**CHALLENGE**
Write out all of the lines below, exactly and completely.
-- START GIVEN RECORDS --
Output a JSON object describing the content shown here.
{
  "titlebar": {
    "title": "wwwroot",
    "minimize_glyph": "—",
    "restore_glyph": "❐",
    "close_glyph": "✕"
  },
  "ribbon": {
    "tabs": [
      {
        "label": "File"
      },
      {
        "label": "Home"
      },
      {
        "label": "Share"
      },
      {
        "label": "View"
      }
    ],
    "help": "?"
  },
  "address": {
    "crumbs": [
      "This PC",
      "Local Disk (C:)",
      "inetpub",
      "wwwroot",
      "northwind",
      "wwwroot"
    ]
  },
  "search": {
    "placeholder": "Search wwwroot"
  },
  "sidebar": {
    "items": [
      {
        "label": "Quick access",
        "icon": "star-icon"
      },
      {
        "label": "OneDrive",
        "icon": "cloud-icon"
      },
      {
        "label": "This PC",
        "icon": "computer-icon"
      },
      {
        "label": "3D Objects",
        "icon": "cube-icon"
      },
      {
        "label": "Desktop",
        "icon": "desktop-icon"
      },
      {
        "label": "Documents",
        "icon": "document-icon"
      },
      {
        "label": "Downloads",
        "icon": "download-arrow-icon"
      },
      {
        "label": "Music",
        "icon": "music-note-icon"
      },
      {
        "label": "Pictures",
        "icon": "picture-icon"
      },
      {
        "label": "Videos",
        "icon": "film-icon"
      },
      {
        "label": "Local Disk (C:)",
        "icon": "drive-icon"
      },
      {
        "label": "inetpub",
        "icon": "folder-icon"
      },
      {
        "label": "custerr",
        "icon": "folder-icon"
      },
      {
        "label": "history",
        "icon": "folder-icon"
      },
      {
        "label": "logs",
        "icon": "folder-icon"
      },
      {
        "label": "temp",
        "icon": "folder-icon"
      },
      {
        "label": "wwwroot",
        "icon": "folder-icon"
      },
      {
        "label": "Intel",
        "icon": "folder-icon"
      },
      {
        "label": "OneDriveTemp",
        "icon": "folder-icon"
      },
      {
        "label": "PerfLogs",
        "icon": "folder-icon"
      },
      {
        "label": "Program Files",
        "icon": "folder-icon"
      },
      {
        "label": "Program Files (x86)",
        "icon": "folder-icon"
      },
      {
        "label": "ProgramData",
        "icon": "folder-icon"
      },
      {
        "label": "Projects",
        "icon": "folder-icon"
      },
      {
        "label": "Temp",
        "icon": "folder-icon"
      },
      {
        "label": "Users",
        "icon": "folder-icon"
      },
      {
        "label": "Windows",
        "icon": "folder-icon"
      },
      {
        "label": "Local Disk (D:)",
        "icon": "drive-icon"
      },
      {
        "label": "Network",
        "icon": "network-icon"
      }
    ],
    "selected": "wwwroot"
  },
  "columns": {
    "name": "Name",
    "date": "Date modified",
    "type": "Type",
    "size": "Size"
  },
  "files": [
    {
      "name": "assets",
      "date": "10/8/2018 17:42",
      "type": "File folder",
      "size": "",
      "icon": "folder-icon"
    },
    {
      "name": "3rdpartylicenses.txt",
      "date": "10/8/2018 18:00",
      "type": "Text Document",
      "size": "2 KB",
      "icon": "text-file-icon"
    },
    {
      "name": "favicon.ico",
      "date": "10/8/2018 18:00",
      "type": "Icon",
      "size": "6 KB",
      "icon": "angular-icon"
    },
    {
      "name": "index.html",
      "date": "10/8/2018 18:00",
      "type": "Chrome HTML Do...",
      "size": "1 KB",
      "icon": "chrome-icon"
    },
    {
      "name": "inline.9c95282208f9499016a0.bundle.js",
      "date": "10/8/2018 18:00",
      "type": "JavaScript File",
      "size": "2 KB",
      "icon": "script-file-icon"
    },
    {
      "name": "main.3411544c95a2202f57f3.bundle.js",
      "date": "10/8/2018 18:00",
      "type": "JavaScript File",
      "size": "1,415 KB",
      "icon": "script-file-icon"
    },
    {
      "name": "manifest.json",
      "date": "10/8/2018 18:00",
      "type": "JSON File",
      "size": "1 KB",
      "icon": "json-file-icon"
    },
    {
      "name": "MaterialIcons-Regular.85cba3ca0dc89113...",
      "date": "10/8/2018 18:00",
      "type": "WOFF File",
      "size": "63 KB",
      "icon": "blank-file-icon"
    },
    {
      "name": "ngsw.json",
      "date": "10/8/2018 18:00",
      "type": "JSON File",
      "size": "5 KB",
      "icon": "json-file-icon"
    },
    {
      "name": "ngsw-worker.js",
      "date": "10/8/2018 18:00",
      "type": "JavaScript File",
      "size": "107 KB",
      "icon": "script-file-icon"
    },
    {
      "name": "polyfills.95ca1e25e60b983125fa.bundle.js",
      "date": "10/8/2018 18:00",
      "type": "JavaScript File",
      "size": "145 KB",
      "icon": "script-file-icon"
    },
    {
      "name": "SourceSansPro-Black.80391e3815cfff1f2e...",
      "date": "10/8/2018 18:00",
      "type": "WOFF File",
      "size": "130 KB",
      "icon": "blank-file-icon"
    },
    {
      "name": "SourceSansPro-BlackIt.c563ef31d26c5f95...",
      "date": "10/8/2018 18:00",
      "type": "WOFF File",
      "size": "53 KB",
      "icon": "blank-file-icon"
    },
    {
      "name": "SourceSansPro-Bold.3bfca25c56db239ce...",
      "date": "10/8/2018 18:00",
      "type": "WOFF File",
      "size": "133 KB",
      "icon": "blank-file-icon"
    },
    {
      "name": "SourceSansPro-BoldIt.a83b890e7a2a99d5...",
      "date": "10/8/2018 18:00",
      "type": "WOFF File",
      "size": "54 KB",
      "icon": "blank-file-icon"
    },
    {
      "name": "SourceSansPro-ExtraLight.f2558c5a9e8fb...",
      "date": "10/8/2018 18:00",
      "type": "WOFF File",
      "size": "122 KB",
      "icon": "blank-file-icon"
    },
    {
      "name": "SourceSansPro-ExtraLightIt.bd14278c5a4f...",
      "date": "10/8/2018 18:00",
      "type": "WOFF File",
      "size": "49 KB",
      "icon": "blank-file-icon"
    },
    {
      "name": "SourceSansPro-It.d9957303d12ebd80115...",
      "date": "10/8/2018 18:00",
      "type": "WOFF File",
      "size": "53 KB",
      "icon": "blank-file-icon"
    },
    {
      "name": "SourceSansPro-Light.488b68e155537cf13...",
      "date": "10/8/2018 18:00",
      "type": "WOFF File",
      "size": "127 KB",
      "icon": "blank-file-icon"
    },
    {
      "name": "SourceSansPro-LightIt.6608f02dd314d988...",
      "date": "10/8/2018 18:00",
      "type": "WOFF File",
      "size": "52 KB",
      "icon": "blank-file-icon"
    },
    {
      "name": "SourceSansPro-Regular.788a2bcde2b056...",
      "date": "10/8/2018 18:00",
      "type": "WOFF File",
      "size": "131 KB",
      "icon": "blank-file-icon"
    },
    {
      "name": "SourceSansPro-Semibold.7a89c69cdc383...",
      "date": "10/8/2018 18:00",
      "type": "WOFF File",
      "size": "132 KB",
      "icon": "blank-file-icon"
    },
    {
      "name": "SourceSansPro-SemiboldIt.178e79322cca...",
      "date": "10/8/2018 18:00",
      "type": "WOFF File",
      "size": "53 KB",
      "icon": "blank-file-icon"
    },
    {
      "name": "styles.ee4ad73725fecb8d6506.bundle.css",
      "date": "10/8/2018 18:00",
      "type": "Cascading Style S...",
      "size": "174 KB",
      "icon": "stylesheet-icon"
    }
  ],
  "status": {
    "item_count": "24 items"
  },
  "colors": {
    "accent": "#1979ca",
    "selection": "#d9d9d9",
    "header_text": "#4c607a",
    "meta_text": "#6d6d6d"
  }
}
-- END GIVEN RECORDS --
**PROBLEM SOLUTION**
Output a JSON object describing the content shown here.
{
  "titlebar": {
    "title": "wwwroot",
    "minimize_glyph": "—",
    "restore_glyph": "❐",
    "close_glyph": "✕"
  },
  "ribbon": {
    "tabs": [
      {
        "label": "File"
      },
      {
        "label": "Home"
      },
      {
        "label": "Share"
      },
      {
        "label": "View"
      }
    ],
    "help": "?"
  },
  "address": {
    "crumbs": [
      "This PC",
      "Local Disk (C:)",
      "inetpub",
      "wwwroot",
      "northwind",
      "wwwroot"
    ]
  },
  "search": {
    "placeholder": "Search wwwroot"
  },
  "sidebar": {
    "items": [
      {
        "label": "Quick access",
        "icon": "star-icon"
      },
      {
        "label": "OneDrive",
        "icon": "cloud-icon"
      },
      {
        "label": "This PC",
        "icon": "computer-icon"
      },
      {
        "label": "3D Objects",
        "icon": "cube-icon"
      },
      {
        "label": "Desktop",
        "icon": "desktop-icon"
      },
      {
        "label": "Documents",
        "icon": "document-icon"
      },
      {
        "label": "Downloads",
        "icon": "download-arrow-icon"
      },
      {
        "label": "Music",
        "icon": "music-note-icon"
      },
      {
        "label": "Pictures",
        "icon": "picture-icon"
      },
      {
        "label": "Videos",
        "icon": "film-icon"
      },
      {
        "label": "Local Disk (C:)",
        "icon": "drive-icon"
      },
      {
        "label": "inetpub",
        "icon": "folder-icon"
      },
      {
        "label": "custerr",
        "icon": "folder-icon"
      },
      {
        "label": "history",
        "icon": "folder-icon"
      },
      {
        "label": "logs",
        "icon": "folder-icon"
      },
      {
        "label": "temp",
        "icon": "folder-icon"
      },
      {
        "label": "wwwroot",
        "icon": "folder-icon"
      },
      {
        "label": "Intel",
        "icon": "folder-icon"
      },
      {
        "label": "OneDriveTemp",
        "icon": "folder-icon"
      },
      {
        "label": "PerfLogs",
        "icon": "folder-icon"
      },
      {
        "label": "Program Files",
        "icon": "folder-icon"
      },
      {
        "label": "Program Files (x86)",
        "icon": "folder-icon"
      },
      {
        "label": "ProgramData",
        "icon": "folder-icon"
      },
      {
        "label": "Projects",
        "icon": "folder-icon"
      },
      {
        "label": "Temp",
        "icon": "folder-icon"
      },
      {
        "label": "Users",
        "icon": "folder-icon"
      },
      {
        "label": "Windows",
        "icon": "folder-icon"
      },
      {
        "label": "Local Disk (D:)",
        "icon": "drive-icon"
      },
      {
        "label": "Network",
        "icon": "network-icon"
      }
    ],
    "selected": "wwwroot"
  },
  "columns": {
    "name": "Name",
    "date": "Date modified",
    "type": "Type",
    "size": "Size"
  },
  "files": [
    {
      "name": "assets",
      "date": "10/8/2018 17:42",
      "type": "File folder",
      "size": "",
      "icon": "folder-icon"
    },
    {
      "name": "3rdpartylicenses.txt",
      "date": "10/8/2018 18:00",
      "type": "Text Document",
      "size": "2 KB",
      "icon": "text-file-icon"
    },
    {
      "name": "favicon.ico",
      "date": "10/8/2018 18:00",
      "type": "Icon",
      "size": "6 KB",
      "icon": "angular-icon"
    },
    {
      "name": "index.html",
      "date": "10/8/2018 18:00",
      "type": "Chrome HTML Do...",
      "size": "1 KB",
      "icon": "chrome-icon"
    },
    {
      "name": "inline.9c95282208f9499016a0.bundle.js",
      "date": "10/8/2018 18:00",
      "type": "JavaScript File",
      "size": "2 KB",
      "icon": "script-file-icon"
    },
    {
      "name": "main.3411544c95a2202f57f3.bundle.js",
      "date": "10/8/2018 18:00",
      "type": "JavaScript File",
      "size": "1,415 KB",
      "icon": "script-file-icon"
    },
    {
      "name": "manifest.json",
      "date": "10/8/2018 18:00",
      "type": "JSON File",
      "size": "1 KB",
      "icon": "json-file-icon"
    },
    {
      "name": "MaterialIcons-Regular.85cba3ca0dc89113...",
      "date": "10/8/2018 18:00",
      "type": "WOFF File",
      "size": "63 KB",
      "icon": "blank-file-icon"
    },
    {
      "name": "ngsw.json",
      "date": "10/8/2018 18:00",
      "type": "JSON File",
      "size": "5 KB",
      "icon": "json-file-icon"
    },
    {
      "name": "ngsw-worker.js",
      "date": "10/8/2018 18:00",
      "type": "JavaScript File",
      "size": "107 KB",
      "icon": "script-file-icon"
    },
    {
      "name": "polyfills.95ca1e25e60b983125fa.bundle.js",
      "date": "10/8/2018 18:00",
      "type": "JavaScript File",
      "size": "145 KB",
      "icon": "script-file-icon"
    },
    {
      "name": "SourceSansPro-Black.80391e3815cfff1f2e...",
      "date": "10/8/2018 18:00",
      "type": "WOFF File",
      "size": "130 KB",
      "icon": "blank-file-icon"
    },
    {
      "name": "SourceSansPro-BlackIt.c563ef31d26c5f95...",
      "date": "10/8/2018 18:00",
      "type": "WOFF File",
      "size": "53 KB",
      "icon": "blank-file-icon"
    },
    {
      "name": "SourceSansPro-Bold.3bfca25c56db239ce...",
      "date": "10/8/2018 18:00",
      "type": "WOFF File",
      "size": "133 KB",
      "icon": "blank-file-icon"
    },
    {
      "name": "SourceSansPro-BoldIt.a83b890e7a2a99d5...",
      "date": "10/8/2018 18:00",
      "type": "WOFF File",
      "size": "54 KB",
      "icon": "blank-file-icon"
    },
    {
      "name": "SourceSansPro-ExtraLight.f2558c5a9e8fb...",
      "date": "10/8/2018 18:00",
      "type": "WOFF File",
      "size": "122 KB",
      "icon": "blank-file-icon"
    },
    {
      "name": "SourceSansPro-ExtraLightIt.bd14278c5a4f...",
      "date": "10/8/2018 18:00",
      "type": "WOFF File",
      "size": "49 KB",
      "icon": "blank-file-icon"
    },
    {
      "name": "SourceSansPro-It.d9957303d12ebd80115...",
      "date": "10/8/2018 18:00",
      "type": "WOFF File",
      "size": "53 KB",
      "icon": "blank-file-icon"
    },
    {
      "name": "SourceSansPro-Light.488b68e155537cf13...",
      "date": "10/8/2018 18:00",
      "type": "WOFF File",
      "size": "127 KB",
      "icon": "blank-file-icon"
    },
    {
      "name": "SourceSansPro-LightIt.6608f02dd314d988...",
      "date": "10/8/2018 18:00",
      "type": "WOFF File",
      "size": "52 KB",
      "icon": "blank-file-icon"
    },
    {
      "name": "SourceSansPro-Regular.788a2bcde2b056...",
      "date": "10/8/2018 18:00",
      "type": "WOFF File",
      "size": "131 KB",
      "icon": "blank-file-icon"
    },
    {
      "name": "SourceSansPro-Semibold.7a89c69cdc383...",
      "date": "10/8/2018 18:00",
      "type": "WOFF File",
      "size": "132 KB",
      "icon": "blank-file-icon"
    },
    {
      "name": "SourceSansPro-SemiboldIt.178e79322cca...",
      "date": "10/8/2018 18:00",
      "type": "WOFF File",
      "size": "53 KB",
      "icon": "blank-file-icon"
    },
    {
      "name": "styles.ee4ad73725fecb8d6506.bundle.css",
      "date": "10/8/2018 18:00",
      "type": "Cascading Style S...",
      "size": "174 KB",
      "icon": "stylesheet-icon"
    }
  ],
  "status": {
    "item_count": "24 items"
  },
  "colors": {
    "accent": "#1979ca",
    "selection": "#d9d9d9",
    "header_text": "#4c607a",
    "meta_text": "#6d6d6d"
  }
}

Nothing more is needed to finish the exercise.